# Start of PROVIDED DATA

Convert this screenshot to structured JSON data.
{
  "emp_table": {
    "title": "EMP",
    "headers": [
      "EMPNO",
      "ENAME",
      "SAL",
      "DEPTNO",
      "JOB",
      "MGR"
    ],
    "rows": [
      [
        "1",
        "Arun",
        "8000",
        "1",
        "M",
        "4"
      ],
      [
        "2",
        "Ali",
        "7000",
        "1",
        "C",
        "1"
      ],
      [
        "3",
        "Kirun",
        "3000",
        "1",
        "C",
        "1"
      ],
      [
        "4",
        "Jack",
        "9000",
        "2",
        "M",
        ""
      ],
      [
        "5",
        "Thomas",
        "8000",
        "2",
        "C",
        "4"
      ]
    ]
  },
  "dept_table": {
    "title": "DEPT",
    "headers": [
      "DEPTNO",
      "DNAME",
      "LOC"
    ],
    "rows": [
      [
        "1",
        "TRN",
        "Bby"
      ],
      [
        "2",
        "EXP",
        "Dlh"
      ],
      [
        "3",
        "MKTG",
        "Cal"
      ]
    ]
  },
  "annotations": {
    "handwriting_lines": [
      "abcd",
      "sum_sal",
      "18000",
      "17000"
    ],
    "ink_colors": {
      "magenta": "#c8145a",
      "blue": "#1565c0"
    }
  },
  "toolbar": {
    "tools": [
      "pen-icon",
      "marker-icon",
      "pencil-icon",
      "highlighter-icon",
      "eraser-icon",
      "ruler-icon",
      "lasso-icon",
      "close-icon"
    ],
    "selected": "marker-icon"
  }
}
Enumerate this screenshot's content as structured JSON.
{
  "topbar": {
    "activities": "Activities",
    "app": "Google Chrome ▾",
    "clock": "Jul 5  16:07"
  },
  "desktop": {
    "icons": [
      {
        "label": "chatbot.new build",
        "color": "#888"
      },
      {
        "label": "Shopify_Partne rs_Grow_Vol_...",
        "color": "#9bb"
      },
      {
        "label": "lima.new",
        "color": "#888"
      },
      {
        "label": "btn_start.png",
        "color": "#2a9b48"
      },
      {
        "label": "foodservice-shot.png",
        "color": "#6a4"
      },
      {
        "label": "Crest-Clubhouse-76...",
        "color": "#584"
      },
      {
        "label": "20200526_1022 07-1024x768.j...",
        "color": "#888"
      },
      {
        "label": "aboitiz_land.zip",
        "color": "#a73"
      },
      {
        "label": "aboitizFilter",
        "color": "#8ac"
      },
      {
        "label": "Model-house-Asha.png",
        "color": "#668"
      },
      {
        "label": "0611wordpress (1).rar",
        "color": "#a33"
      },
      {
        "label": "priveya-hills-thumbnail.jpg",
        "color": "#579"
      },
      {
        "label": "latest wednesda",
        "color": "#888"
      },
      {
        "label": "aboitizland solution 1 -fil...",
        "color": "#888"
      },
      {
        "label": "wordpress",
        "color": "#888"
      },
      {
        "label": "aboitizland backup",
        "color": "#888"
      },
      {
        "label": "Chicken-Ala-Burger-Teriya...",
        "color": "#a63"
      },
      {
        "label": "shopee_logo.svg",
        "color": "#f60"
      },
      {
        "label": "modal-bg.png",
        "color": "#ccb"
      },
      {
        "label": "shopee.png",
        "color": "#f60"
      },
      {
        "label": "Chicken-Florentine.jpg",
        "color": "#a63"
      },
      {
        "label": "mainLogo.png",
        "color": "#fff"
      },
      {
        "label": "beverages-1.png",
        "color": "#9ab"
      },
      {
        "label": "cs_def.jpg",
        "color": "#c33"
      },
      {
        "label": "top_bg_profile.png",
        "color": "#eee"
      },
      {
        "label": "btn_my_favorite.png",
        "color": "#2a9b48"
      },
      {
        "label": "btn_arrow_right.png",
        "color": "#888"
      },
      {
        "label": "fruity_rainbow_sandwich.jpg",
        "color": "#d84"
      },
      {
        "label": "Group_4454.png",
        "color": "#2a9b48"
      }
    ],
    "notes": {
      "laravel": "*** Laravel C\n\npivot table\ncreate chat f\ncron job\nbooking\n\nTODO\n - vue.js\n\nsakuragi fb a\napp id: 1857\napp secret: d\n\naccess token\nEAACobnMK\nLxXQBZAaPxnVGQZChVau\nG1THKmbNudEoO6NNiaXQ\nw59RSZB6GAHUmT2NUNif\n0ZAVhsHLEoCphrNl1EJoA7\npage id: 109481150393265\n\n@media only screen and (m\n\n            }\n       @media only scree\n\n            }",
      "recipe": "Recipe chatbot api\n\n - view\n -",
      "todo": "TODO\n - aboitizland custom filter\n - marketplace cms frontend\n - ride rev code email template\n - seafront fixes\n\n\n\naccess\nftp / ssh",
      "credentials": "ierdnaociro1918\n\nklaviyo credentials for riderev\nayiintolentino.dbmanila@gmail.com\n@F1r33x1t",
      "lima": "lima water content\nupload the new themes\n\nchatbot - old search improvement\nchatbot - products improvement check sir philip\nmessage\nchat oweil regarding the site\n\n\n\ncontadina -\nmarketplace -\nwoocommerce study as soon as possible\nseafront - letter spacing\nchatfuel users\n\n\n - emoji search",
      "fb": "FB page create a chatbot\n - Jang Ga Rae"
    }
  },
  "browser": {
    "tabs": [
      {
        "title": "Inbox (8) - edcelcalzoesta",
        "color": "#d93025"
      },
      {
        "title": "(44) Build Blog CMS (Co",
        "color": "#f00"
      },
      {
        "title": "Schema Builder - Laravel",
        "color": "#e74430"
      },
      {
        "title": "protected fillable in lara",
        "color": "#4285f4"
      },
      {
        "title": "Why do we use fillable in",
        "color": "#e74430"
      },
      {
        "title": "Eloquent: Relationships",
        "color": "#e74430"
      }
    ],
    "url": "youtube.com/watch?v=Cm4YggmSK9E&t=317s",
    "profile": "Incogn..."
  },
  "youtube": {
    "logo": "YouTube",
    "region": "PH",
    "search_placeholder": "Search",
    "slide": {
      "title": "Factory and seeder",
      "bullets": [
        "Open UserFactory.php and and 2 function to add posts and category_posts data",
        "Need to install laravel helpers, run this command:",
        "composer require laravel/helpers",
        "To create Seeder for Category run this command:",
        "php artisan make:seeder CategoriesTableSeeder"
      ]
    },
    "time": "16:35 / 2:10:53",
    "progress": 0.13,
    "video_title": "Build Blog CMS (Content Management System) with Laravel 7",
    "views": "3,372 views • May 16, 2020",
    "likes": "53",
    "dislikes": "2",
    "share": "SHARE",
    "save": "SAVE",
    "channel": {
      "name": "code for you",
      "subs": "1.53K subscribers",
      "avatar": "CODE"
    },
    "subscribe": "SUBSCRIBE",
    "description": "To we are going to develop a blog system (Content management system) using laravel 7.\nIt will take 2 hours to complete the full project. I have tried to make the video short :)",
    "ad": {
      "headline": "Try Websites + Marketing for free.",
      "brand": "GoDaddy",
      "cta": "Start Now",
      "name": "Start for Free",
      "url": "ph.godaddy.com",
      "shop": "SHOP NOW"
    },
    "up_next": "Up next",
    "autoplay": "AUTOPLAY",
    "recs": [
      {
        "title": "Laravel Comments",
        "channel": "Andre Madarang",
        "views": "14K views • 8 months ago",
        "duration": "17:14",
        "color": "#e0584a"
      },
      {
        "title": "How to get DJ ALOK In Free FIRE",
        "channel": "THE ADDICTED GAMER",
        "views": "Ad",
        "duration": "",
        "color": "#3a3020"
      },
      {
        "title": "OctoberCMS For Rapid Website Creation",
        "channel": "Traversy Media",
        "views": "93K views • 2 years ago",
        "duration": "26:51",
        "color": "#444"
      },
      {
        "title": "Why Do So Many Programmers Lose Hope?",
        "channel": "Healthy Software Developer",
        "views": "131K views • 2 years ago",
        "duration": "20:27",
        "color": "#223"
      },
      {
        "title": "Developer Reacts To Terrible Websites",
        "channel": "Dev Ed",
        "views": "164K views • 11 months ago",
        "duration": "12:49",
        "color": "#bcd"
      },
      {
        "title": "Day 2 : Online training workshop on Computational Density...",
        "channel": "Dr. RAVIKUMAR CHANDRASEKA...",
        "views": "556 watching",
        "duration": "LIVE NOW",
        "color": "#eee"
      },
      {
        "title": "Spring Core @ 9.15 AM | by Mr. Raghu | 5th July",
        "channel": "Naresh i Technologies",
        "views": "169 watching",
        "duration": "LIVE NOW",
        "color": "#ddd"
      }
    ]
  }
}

# End of PROVIDED DATA

SHORT EXERCISE:
Filter the records down to the lines that contain the string "channel", and copy those lines.

WRITTEN REPLY:
    "channel": {
        "channel": "Andre Madarang",
        "channel": "THE ADDICTED GAMER",
        "channel": "Traversy Media",
        "channel": "Healthy Software Developer",
        "channel": "Dev Ed",
        "channel": "Dr. RAVIKUMAR CHANDRASEKA...",
        "channel": "Naresh i Technologies",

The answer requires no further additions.